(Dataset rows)
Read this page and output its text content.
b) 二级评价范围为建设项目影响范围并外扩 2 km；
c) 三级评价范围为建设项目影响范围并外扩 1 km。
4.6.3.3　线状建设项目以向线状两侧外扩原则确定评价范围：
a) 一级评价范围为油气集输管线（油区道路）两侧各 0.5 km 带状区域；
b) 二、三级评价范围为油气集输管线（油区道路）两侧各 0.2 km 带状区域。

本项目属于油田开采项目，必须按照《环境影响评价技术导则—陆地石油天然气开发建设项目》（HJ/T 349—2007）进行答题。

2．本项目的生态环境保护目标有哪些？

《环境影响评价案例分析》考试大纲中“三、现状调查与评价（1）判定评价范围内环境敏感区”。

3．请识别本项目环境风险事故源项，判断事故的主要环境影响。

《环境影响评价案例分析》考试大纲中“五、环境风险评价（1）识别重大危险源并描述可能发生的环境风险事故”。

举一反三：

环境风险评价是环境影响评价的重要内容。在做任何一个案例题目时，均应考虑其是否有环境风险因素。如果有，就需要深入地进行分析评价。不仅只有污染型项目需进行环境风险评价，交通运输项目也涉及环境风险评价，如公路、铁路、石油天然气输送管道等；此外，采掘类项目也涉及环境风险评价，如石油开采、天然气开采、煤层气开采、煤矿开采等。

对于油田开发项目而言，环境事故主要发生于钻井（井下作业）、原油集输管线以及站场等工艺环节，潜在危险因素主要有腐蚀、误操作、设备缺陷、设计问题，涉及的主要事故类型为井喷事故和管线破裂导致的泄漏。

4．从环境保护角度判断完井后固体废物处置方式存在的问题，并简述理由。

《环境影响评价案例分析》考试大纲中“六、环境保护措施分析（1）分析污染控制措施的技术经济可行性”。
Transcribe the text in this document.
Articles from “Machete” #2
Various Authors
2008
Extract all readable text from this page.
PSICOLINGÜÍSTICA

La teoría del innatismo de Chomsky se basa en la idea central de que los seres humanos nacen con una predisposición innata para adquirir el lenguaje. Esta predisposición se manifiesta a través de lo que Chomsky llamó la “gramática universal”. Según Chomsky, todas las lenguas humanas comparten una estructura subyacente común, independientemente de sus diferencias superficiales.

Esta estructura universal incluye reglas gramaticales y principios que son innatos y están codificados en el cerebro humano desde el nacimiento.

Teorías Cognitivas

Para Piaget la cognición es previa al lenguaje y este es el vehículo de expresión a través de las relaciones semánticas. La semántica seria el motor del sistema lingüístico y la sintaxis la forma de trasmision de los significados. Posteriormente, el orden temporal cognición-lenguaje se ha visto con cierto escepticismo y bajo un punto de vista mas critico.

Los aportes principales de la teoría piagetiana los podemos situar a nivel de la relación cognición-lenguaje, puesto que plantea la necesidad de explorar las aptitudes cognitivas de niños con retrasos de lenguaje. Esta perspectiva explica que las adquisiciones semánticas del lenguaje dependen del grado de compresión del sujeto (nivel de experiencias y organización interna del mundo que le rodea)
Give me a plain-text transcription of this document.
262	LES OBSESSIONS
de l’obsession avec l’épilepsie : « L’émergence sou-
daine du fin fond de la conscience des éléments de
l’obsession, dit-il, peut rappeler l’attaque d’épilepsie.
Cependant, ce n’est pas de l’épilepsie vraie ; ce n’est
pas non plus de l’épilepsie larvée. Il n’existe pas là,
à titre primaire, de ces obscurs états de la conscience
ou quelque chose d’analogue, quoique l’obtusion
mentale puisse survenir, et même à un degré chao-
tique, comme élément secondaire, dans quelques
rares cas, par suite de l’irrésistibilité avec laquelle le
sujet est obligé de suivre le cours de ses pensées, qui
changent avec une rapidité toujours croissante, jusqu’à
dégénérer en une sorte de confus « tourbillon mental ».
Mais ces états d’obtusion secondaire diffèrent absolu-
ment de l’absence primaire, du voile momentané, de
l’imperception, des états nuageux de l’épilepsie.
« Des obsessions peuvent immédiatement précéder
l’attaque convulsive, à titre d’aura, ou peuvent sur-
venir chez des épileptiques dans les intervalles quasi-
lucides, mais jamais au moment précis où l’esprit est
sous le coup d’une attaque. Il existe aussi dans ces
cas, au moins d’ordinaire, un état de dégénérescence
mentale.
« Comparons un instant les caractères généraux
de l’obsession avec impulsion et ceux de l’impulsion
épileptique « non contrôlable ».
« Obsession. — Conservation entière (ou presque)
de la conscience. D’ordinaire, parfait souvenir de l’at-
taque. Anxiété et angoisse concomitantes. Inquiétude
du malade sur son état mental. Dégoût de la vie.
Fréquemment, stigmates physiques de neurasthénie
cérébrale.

▶ **Exercise objective**
Identify which lines contain the word "油区道路" and copy each one.

▶ **Response for this exercise**
a) 一级评价范围为油气集输管线（油区道路）两侧各 0.5 km 带状区域；
b) 二、三级评价范围为油气集输管线（油区道路）两侧各 0.2 km 带状区域。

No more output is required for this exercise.